To be done:
Each entry below is to be duplicated verbatim.

Provided records:
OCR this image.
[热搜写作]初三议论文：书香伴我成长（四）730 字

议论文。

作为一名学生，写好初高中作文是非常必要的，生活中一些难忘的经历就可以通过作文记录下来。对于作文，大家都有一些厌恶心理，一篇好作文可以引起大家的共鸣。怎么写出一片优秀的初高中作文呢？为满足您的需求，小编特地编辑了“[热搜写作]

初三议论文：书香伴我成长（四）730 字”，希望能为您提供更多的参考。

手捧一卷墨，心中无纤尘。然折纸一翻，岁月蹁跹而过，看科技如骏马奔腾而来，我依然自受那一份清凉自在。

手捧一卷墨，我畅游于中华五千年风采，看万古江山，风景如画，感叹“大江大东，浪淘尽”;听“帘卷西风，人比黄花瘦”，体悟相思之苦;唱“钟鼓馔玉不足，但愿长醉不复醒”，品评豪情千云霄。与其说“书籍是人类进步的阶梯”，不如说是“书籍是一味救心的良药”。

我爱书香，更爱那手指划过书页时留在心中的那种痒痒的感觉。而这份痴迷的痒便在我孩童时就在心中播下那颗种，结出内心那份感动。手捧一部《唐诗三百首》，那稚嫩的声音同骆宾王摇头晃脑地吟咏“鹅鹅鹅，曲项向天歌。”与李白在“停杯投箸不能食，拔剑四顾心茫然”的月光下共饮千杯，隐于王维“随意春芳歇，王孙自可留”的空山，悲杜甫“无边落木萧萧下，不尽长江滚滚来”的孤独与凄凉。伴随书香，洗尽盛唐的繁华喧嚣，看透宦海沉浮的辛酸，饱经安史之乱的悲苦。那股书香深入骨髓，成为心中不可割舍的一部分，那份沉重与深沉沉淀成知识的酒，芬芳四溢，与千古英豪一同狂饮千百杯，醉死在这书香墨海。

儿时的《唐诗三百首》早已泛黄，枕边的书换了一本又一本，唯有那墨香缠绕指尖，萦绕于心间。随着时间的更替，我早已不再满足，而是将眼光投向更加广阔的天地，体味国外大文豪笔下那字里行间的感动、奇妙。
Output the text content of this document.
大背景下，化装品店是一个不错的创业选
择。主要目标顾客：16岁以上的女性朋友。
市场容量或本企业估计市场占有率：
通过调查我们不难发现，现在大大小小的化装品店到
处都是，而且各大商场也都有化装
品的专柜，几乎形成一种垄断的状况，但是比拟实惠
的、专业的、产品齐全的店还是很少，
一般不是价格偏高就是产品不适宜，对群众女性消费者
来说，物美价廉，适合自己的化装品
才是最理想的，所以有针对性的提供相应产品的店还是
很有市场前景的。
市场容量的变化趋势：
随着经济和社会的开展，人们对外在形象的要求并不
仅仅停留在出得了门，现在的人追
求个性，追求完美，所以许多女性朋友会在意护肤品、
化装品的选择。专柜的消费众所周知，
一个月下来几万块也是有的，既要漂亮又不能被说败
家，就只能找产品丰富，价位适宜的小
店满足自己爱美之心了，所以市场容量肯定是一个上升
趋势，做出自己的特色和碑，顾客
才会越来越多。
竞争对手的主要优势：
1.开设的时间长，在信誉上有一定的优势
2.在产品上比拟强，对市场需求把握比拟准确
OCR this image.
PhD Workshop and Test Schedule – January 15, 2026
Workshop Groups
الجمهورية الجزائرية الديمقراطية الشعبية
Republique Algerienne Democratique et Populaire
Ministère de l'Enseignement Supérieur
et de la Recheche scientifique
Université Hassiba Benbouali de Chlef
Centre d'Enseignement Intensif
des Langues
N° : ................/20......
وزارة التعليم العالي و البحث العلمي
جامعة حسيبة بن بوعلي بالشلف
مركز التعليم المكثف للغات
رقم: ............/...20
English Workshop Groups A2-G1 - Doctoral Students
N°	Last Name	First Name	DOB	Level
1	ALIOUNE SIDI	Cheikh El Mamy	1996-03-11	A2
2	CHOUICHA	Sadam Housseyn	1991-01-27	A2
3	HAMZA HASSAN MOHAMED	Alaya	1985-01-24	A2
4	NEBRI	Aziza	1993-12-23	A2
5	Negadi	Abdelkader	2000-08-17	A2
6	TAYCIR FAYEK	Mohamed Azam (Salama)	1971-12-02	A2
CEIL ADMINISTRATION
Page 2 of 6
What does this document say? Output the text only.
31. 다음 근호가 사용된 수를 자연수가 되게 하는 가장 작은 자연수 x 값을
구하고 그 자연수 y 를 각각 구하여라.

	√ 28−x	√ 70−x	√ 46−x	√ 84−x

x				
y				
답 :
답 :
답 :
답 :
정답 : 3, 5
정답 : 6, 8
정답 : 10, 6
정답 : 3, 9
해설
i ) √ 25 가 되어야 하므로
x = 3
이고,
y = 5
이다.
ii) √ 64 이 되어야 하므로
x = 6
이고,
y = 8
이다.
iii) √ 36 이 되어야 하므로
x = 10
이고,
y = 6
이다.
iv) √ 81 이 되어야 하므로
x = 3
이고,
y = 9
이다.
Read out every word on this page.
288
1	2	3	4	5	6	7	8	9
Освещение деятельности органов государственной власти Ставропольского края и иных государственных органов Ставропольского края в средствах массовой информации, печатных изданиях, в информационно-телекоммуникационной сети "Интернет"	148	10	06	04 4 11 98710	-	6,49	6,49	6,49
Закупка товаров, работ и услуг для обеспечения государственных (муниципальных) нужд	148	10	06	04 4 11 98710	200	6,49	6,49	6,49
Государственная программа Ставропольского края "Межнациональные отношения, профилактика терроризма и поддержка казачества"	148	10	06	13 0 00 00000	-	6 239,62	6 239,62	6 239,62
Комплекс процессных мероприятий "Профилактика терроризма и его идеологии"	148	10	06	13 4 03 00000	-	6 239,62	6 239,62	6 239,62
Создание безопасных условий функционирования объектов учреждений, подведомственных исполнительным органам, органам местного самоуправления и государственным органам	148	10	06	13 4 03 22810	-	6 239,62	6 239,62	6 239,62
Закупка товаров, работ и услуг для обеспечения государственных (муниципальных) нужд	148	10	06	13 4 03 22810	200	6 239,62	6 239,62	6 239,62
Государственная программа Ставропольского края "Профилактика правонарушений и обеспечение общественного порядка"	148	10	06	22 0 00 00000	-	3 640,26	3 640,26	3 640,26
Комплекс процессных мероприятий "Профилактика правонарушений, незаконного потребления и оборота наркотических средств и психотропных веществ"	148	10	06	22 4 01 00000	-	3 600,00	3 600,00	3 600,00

Response to the task:
OCR this image.
[热搜写作]初三议论文：书香伴我成长（四）730 字

议论文。

作为一名学生，写好初高中作文是非常必要的，生活中一些难忘的经历就可以通过作文记录下来。对于作文，大家都有一些厌恶心理，一篇好作文可以引起大家的共鸣。怎么写出一片优秀的初高中作文呢？为满足您的需求，小编特地编辑了“[热搜写作]

初三议论文：书香伴我成长（四）730 字”，希望能为您提供更多的参考。

手捧一卷墨，心中无纤尘。然折纸一翻，岁月蹁跹而过，看科技如骏马奔腾而来，我依然自受那一份清凉自在。

手捧一卷墨，我畅游于中华五千年风采，看万古江山，风景如画，感叹“大江大东，浪淘尽”;听“帘卷西风，人比黄花瘦”，体悟相思之苦;唱“钟鼓馔玉不足，但愿长醉不复醒”，品评豪情千云霄。与其说“书籍是人类进步的阶梯”，不如说是“书籍是一味救心的良药”。

我爱书香，更爱那手指划过书页时留在心中的那种痒痒的感觉。而这份痴迷的痒便在我孩童时就在心中播下那颗种，结出内心那份感动。手捧一部《唐诗三百首》，那稚嫩的声音同骆宾王摇头晃脑地吟咏“鹅鹅鹅，曲项向天歌。”与李白在“停杯投箸不能食，拔剑四顾心茫然”的月光下共饮千杯，隐于王维“随意春芳歇，王孙自可留”的空山，悲杜甫“无边落木萧萧下，不尽长江滚滚来”的孤独与凄凉。伴随书香，洗尽盛唐的繁华喧嚣，看透宦海沉浮的辛酸，饱经安史之乱的悲苦。那股书香深入骨髓，成为心中不可割舍的一部分，那份沉重与深沉沉淀成知识的酒，芬芳四溢，与千古英豪一同狂饮千百杯，醉死在这书香墨海。

儿时的《唐诗三百首》早已泛黄，枕边的书换了一本又一本，唯有那墨香缠绕指尖，萦绕于心间。随着时间的更替，我早已不再满足，而是将眼光投向更加广阔的天地，体味国外大文豪笔下那字里行间的感动、奇妙。
Output the text content of this document.
大背景下，化装品店是一个不错的创业选
择。主要目标顾客：16岁以上的女性朋友。
市场容量或本企业估计市场占有率：
通过调查我们不难发现，现在大大小小的化装品店到
处都是，而且各大商场也都有化装
品的专柜，几乎形成一种垄断的状况，但是比拟实惠
的、专业的、产品齐全的店还是很少，
一般不是价格偏高就是产品不适宜，对群众女性消费者
来说，物美价廉，适合自己的化装品
才是最理想的，所以有针对性的提供相应产品的店还是
很有市场前景的。
市场容量的变化趋势：
随着经济和社会的开展，人们对外在形象的要求并不
仅仅停留在出得了门，现在的人追
求个性，追求完美，所以许多女性朋友会在意护肤品、
化装品的选择。专柜的消费众所周知，
一个月下来几万块也是有的，既要漂亮又不能被说败
家，就只能找产品丰富，价位适宜的小
店满足自己爱美之心了，所以市场容量肯定是一个上升
趋势，做出自己的特色和碑，顾客
才会越来越多。
竞争对手的主要优势：
1.开设的时间长，在信誉上有一定的优势
2.在产品上比拟强，对市场需求把握比拟准确
OCR this image.
PhD Workshop and Test Schedule – January 15, 2026
Workshop Groups
الجمهورية الجزائرية الديمقراطية الشعبية
Republique Algerienne Democratique et Populaire
Ministère de l'Enseignement Supérieur
et de la Recheche scientifique
Université Hassiba Benbouali de Chlef
Centre d'Enseignement Intensif
des Langues
N° : ................/20......
وزارة التعليم العالي و البحث العلمي
جامعة حسيبة بن بوعلي بالشلف
مركز التعليم المكثف للغات
رقم: ............/...20
English Workshop Groups A2-G1 - Doctoral Students
N°	Last Name	First Name	DOB	Level
1	ALIOUNE SIDI	Cheikh El Mamy	1996-03-11	A2
2	CHOUICHA	Sadam Housseyn	1991-01-27	A2
3	HAMZA HASSAN MOHAMED	Alaya	1985-01-24	A2
4	NEBRI	Aziza	1993-12-23	A2
5	Negadi	Abdelkader	2000-08-17	A2
6	TAYCIR FAYEK	Mohamed Azam (Salama)	1971-12-02	A2
CEIL ADMINISTRATION
Page 2 of 6
What does this document say? Output the text only.
31. 다음 근호가 사용된 수를 자연수가 되게 하는 가장 작은 자연수 x 값을
구하고 그 자연수 y 를 각각 구하여라.

	√ 28−x	√ 70−x	√ 46−x	√ 84−x

x				
y				
답 :
답 :
답 :
답 :
정답 : 3, 5
정답 : 6, 8
정답 : 10, 6
정답 : 3, 9
해설
i ) √ 25 가 되어야 하므로
x = 3
이고,
y = 5
이다.
ii) √ 64 이 되어야 하므로
x = 6
이고,
y = 8
이다.
iii) √ 36 이 되어야 하므로
x = 10
이고,
y = 6
이다.
iv) √ 81 이 되어야 하므로
x = 3
이고,
y = 9
이다.
Read out every word on this page.
288
1	2	3	4	5	6	7	8	9
Освещение деятельности органов государственной власти Ставропольского края и иных государственных органов Ставропольского края в средствах массовой информации, печатных изданиях, в информационно-телекоммуникационной сети "Интернет"	148	10	06	04 4 11 98710	-	6,49	6,49	6,49
Закупка товаров, работ и услуг для обеспечения государственных (муниципальных) нужд	148	10	06	04 4 11 98710	200	6,49	6,49	6,49
Государственная программа Ставропольского края "Межнациональные отношения, профилактика терроризма и поддержка казачества"	148	10	06	13 0 00 00000	-	6 239,62	6 239,62	6 239,62
Комплекс процессных мероприятий "Профилактика терроризма и его идеологии"	148	10	06	13 4 03 00000	-	6 239,62	6 239,62	6 239,62
Создание безопасных условий функционирования объектов учреждений, подведомственных исполнительным органам, органам местного самоуправления и государственным органам	148	10	06	13 4 03 22810	-	6 239,62	6 239,62	6 239,62
Закупка товаров, работ и услуг для обеспечения государственных (муниципальных) нужд	148	10	06	13 4 03 22810	200	6 239,62	6 239,62	6 239,62
Государственная программа Ставропольского края "Профилактика правонарушений и обеспечение общественного порядка"	148	10	06	22 0 00 00000	-	3 640,26	3 640,26	3 640,26
Комплекс процессных мероприятий "Профилактика правонарушений, незаконного потребления и оборота наркотических средств и психотропных веществ"	148	10	06	22 4 01 00000	-	3 600,00	3 600,00	3 600,00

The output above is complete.